* START *

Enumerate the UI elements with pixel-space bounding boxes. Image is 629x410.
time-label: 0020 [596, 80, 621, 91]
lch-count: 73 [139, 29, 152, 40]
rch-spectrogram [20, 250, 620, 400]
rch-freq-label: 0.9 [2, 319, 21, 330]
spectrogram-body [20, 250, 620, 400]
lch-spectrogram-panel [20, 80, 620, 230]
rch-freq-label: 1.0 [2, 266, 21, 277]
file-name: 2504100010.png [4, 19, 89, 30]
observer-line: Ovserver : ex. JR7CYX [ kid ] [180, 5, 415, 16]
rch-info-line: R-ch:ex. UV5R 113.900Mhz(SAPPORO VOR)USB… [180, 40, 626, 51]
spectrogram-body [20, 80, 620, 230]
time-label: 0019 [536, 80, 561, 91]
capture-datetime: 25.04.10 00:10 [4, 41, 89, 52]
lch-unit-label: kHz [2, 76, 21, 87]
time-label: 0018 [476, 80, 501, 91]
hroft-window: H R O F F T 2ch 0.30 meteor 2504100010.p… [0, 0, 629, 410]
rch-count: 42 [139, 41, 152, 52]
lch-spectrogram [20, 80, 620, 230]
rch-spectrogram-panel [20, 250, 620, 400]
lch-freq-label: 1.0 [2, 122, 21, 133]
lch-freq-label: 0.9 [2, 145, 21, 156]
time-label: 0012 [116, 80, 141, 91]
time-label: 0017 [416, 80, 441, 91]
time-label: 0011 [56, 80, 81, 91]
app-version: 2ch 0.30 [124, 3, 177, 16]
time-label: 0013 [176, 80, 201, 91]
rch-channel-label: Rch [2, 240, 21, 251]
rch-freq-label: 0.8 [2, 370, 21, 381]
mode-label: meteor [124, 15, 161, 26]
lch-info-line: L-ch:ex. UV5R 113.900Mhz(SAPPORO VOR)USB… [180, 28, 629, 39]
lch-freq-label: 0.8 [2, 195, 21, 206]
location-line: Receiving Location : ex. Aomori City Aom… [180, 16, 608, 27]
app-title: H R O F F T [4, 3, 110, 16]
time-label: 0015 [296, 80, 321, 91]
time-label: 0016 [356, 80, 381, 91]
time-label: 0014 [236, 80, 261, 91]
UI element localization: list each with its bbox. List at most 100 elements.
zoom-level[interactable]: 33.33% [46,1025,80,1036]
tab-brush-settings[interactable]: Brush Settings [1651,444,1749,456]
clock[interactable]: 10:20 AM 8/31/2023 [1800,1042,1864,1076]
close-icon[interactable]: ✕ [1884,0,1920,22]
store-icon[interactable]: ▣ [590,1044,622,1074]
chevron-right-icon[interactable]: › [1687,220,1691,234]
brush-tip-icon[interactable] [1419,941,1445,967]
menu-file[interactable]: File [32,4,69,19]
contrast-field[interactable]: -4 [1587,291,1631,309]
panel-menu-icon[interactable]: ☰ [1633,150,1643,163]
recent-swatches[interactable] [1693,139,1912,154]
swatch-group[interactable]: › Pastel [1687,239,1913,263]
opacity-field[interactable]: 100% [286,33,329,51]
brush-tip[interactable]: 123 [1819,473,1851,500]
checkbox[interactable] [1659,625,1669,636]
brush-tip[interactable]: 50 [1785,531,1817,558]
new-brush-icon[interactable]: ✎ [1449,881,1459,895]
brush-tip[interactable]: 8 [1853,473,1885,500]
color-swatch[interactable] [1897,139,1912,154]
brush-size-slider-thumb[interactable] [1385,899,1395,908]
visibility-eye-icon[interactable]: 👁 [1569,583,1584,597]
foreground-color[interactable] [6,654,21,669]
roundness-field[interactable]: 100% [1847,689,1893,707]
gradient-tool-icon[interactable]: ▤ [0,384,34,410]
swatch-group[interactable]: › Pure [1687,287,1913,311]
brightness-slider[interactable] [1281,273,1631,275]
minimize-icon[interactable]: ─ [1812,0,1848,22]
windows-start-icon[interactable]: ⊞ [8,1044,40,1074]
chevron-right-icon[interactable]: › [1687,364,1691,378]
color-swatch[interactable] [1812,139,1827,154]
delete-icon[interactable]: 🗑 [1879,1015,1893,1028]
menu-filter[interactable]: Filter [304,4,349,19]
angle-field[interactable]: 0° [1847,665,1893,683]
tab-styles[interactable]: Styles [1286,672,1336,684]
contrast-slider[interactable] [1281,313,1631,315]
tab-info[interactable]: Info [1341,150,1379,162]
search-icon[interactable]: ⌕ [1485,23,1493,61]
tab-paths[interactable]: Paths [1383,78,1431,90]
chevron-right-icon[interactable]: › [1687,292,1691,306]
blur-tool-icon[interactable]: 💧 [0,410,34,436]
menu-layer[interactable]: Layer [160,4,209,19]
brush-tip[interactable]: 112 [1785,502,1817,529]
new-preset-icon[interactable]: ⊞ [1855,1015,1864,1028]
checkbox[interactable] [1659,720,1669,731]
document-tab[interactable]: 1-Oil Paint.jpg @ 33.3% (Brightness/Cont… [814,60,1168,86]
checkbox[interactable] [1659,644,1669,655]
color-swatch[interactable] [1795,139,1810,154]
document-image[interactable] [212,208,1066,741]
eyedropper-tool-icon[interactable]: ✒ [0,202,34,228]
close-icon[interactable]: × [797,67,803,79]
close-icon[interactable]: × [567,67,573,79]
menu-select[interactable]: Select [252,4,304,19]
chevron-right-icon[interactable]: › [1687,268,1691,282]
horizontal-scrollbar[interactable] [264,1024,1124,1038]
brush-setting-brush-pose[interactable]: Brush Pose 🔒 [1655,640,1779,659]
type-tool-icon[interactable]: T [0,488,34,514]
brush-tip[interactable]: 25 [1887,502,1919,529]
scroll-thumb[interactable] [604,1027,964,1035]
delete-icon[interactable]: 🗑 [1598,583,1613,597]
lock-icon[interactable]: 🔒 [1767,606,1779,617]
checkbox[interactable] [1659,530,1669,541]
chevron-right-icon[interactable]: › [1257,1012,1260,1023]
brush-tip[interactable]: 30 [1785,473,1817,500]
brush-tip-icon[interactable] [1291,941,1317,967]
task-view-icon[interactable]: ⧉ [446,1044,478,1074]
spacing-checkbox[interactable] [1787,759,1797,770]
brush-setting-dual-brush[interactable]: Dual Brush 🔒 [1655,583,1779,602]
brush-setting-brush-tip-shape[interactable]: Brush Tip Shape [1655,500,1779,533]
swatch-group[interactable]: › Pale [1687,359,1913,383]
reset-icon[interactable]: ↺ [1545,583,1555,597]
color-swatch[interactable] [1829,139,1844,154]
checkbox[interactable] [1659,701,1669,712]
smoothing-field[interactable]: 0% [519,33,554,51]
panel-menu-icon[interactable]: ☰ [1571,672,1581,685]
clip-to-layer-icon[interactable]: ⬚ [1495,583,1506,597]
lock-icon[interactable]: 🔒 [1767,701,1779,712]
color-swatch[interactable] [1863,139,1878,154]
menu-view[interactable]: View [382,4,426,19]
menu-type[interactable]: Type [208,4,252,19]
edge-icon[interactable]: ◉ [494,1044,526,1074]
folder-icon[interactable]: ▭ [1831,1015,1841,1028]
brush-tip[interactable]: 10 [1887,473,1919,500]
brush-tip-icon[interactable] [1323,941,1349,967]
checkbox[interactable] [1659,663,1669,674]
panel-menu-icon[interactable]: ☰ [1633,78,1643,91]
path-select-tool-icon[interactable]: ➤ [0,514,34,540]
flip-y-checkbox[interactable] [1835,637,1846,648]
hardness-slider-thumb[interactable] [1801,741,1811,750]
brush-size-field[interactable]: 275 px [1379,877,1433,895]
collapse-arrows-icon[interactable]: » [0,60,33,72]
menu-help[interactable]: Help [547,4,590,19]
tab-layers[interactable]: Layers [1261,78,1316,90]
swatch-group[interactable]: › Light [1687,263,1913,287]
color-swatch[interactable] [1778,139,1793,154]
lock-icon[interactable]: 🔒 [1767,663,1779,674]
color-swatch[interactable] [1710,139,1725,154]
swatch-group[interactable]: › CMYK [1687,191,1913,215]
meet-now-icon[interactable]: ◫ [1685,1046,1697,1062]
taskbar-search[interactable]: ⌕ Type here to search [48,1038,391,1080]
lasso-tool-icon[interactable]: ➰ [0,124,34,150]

* END *

_WORK TO COMPLETE_.
How many lines of the items contain the string "spectrogram"? Reply with the number alone.

_RESULT FOR THIS EXERCISE_.
6